──────── Task inputs ────────

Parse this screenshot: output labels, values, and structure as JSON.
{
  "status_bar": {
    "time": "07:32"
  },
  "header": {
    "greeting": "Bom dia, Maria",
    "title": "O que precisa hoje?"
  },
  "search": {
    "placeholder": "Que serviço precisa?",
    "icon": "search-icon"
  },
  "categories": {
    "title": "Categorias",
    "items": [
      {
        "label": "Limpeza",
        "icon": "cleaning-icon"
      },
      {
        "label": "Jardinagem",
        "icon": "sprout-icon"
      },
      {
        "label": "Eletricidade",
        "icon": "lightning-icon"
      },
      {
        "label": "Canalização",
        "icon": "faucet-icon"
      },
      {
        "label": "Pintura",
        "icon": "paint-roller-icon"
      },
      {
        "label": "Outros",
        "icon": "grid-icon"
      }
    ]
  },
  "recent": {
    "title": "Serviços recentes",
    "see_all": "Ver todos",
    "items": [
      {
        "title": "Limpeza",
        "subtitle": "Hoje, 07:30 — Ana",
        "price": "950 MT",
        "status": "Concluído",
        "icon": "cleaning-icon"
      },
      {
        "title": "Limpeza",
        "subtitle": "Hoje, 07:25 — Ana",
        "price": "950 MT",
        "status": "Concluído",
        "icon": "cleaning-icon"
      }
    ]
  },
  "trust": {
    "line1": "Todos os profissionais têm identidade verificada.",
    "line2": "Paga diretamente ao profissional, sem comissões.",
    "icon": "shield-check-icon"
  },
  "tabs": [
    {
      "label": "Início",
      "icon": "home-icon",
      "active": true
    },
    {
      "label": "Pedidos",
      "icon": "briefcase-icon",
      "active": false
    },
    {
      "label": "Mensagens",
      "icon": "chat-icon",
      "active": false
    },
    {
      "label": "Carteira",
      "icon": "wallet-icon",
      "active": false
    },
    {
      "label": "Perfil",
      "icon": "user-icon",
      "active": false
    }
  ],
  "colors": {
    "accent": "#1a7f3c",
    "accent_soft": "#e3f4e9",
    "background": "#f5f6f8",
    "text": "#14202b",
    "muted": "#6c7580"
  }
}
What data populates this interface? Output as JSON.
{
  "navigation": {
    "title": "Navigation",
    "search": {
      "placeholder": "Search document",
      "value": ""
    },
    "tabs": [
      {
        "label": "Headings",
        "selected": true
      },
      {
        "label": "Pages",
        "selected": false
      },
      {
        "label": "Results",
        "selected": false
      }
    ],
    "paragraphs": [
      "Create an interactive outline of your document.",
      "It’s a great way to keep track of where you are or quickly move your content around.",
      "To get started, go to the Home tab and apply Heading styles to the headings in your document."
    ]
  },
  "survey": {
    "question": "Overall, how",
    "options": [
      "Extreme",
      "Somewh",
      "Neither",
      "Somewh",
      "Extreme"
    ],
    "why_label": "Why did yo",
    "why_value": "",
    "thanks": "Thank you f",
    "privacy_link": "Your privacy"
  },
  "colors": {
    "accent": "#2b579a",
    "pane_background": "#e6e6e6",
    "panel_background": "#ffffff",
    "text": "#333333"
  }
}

────────

▸ **Instruction**
Give back each line above precisely as it stands.

▸ **Full response**
Parse this screenshot: output labels, values, and structure as JSON.
{
  "status_bar": {
    "time": "07:32"
  },
  "header": {
    "greeting": "Bom dia, Maria",
    "title": "O que precisa hoje?"
  },
  "search": {
    "placeholder": "Que serviço precisa?",
    "icon": "search-icon"
  },
  "categories": {
    "title": "Categorias",
    "items": [
      {
        "label": "Limpeza",
        "icon": "cleaning-icon"
      },
      {
        "label": "Jardinagem",
        "icon": "sprout-icon"
      },
      {
        "label": "Eletricidade",
        "icon": "lightning-icon"
      },
      {
        "label": "Canalização",
        "icon": "faucet-icon"
      },
      {
        "label": "Pintura",
        "icon": "paint-roller-icon"
      },
      {
        "label": "Outros",
        "icon": "grid-icon"
      }
    ]
  },
  "recent": {
    "title": "Serviços recentes",
    "see_all": "Ver todos",
    "items": [
      {
        "title": "Limpeza",
        "subtitle": "Hoje, 07:30 — Ana",
        "price": "950 MT",
        "status": "Concluído",
        "icon": "cleaning-icon"
      },
      {
        "title": "Limpeza",
        "subtitle": "Hoje, 07:25 — Ana",
        "price": "950 MT",
        "status": "Concluído",
        "icon": "cleaning-icon"
      }
    ]
  },
  "trust": {
    "line1": "Todos os profissionais têm identidade verificada.",
    "line2": "Paga diretamente ao profissional, sem comissões.",
    "icon": "shield-check-icon"
  },
  "tabs": [
    {
      "label": "Início",
      "icon": "home-icon",
      "active": true
    },
    {
      "label": "Pedidos",
      "icon": "briefcase-icon",
      "active": false
    },
    {
      "label": "Mensagens",
      "icon": "chat-icon",
      "active": false
    },
    {
      "label": "Carteira",
      "icon": "wallet-icon",
      "active": false
    },
    {
      "label": "Perfil",
      "icon": "user-icon",
      "active": false
    }
  ],
  "colors": {
    "accent": "#1a7f3c",
    "accent_soft": "#e3f4e9",
    "background": "#f5f6f8",
    "text": "#14202b",
    "muted": "#6c7580"
  }
}
What data populates this interface? Output as JSON.
{
  "navigation": {
    "title": "Navigation",
    "search": {
      "placeholder": "Search document",
      "value": ""
    },
    "tabs": [
      {
        "label": "Headings",
        "selected": true
      },
      {
        "label": "Pages",
        "selected": false
      },
      {
        "label": "Results",
        "selected": false
      }
    ],
    "paragraphs": [
      "Create an interactive outline of your document.",
      "It’s a great way to keep track of where you are or quickly move your content around.",
      "To get started, go to the Home tab and apply Heading styles to the headings in your document."
    ]
  },
  "survey": {
    "question": "Overall, how",
    "options": [
      "Extreme",
      "Somewh",
      "Neither",
      "Somewh",
      "Extreme"
    ],
    "why_label": "Why did yo",
    "why_value": "",
    "thanks": "Thank you f",
    "privacy_link": "Your privacy"
  },
  "colors": {
    "accent": "#2b579a",
    "pane_background": "#e6e6e6",
    "panel_background": "#ffffff",
    "text": "#333333"
  }
}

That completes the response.